**TEXT TO READ**.

============

The title is a quote from Donna Haraway’s A Cyborg Manifesto (1985). Here’s the relevant passage:
The third distinction is a subset of the second: the boundary between physical and non-physical is very imprecise for us. Pop physics books on the consequences of quantum theory and the indeterminacy principle are a kind of popular scientific equivalent to Harlequin romances* as a marker of radical change in American white heterosexuality: they get it wrong, but they are on the right subject. Modern machines are quintessentially microelectronic devices: they are everywhere and they are invisible. Modern machinery is an irreverent upstart god, mocking the Father’s ubiquity and spirituality. The silicon chip is a surface for writing; it is etched in molecular scales disturbed only by atomic noise, the ultimate interference for nuclear scores. Writing, power, and technology are old partners in Western stories of the origin of civilization, but miniaturization has changed our experience of mechanism. Miniaturization has turned out to be about power; small is not so much beautiful as pre-eminently dangerous, as in cruise missiles. Contrast the TV sets of the 1950s or the news cameras of the 1970s with the TV wrist bands or hand-sized video cameras now advertised. Our best machines are made of sunshine; they are all light and clean because they are nothing but signals, electromagnetic waves, a section of a spectrum, and these machines are eminently portable, mobile — a matter of immense human pain in Detroit and Singapore. People are nowhere near so fluid, being both material and opaque. Cyborgs are ether, quintessence.

============

**Layout dataset entries**.
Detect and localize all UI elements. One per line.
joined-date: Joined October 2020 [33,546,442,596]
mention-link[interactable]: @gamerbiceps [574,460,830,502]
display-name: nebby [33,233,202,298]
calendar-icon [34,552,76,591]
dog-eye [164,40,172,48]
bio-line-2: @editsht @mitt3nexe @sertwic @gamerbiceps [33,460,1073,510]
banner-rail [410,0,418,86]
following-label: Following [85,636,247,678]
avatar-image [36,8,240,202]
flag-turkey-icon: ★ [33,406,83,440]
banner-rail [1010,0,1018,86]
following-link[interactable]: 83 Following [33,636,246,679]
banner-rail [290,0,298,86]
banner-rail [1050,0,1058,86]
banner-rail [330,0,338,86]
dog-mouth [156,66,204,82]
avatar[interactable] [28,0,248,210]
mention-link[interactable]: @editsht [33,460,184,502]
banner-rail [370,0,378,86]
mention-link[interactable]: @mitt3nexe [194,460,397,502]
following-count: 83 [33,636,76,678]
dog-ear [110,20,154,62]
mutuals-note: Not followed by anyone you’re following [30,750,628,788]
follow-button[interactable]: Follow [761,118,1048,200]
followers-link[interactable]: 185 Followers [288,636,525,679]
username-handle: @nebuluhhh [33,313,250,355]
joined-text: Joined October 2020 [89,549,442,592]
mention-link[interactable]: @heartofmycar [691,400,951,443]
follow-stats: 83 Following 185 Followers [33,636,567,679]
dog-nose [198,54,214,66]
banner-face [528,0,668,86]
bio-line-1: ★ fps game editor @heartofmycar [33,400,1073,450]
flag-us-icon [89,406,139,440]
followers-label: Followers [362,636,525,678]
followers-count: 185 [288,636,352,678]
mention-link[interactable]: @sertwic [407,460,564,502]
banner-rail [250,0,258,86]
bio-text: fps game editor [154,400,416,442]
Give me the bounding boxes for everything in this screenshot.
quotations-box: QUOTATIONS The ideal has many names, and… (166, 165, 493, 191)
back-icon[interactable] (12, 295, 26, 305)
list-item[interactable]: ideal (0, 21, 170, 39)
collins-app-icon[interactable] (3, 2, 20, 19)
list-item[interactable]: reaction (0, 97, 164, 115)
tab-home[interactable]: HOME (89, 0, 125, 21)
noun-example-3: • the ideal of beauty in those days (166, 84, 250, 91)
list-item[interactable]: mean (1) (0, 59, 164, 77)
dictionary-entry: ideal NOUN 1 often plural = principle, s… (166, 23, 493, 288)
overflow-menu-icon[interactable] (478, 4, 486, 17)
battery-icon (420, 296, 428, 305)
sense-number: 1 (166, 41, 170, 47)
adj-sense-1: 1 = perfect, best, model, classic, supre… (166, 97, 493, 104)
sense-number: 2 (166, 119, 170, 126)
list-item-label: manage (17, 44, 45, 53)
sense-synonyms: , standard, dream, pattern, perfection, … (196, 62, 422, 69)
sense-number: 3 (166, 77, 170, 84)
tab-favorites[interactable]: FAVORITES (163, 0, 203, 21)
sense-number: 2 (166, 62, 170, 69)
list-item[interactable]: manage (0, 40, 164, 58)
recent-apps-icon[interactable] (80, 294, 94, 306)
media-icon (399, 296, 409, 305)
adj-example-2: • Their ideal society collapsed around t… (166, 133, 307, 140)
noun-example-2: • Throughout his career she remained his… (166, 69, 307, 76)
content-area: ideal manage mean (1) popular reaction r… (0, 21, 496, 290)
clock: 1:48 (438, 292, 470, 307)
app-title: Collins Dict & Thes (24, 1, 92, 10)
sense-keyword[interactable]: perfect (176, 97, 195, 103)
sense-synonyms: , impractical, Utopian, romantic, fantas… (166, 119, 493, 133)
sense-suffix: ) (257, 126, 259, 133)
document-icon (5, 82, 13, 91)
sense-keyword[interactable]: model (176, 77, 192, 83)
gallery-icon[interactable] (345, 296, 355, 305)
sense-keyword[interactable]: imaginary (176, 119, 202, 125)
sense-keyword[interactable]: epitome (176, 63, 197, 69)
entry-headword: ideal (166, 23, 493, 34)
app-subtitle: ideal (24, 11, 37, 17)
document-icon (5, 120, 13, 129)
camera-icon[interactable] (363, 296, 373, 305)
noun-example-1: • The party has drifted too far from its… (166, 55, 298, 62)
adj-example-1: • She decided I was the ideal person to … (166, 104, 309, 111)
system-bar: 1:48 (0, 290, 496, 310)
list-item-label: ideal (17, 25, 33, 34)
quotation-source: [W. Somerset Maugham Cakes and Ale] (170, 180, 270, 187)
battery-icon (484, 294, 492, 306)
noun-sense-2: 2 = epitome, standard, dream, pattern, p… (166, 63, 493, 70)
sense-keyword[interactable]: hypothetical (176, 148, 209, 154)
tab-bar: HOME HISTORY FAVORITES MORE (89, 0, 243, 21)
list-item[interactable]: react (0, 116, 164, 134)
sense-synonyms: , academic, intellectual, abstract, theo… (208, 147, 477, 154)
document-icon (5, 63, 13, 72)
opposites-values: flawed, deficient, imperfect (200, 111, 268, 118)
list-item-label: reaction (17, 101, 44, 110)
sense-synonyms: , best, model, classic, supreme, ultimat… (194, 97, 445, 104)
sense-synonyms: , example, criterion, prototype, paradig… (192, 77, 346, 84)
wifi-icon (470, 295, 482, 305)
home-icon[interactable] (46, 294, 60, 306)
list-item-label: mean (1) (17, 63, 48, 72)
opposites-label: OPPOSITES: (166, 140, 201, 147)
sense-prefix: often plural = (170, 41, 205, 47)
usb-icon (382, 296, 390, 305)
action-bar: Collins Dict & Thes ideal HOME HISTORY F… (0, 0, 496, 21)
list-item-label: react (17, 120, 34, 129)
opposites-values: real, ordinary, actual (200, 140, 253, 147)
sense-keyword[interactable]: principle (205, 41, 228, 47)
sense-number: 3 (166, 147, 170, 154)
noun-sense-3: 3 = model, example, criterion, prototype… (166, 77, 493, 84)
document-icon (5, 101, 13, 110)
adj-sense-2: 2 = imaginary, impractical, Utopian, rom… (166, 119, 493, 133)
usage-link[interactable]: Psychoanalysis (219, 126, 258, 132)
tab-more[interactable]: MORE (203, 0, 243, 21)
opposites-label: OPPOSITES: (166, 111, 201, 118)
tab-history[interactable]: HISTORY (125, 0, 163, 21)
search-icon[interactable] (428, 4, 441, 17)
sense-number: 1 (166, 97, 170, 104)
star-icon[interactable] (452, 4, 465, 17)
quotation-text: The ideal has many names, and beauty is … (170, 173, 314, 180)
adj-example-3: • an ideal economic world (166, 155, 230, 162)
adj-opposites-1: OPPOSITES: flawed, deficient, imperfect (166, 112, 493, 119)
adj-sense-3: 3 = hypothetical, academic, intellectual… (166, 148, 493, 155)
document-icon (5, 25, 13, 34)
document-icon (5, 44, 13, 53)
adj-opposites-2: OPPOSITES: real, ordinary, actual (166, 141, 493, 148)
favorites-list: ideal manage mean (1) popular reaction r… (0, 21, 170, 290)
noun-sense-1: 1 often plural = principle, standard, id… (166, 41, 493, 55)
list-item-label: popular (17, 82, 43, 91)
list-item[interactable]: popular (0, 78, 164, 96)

============

**EXERCISE**.
Answer these questions using the Haraway passage above.
1. Which books does the passage compare to Harlequin romances?
2. What example shows small being "pre-eminently dangerous"?
3. In which two cities is the portability of modern machines called a matter of immense human pain?

**OUTPUT BELOW**.
1. Pop physics books on the consequences of quantum theory and the indeterminacy principle.
2. Cruise missiles.
3. Detroit and Singapore.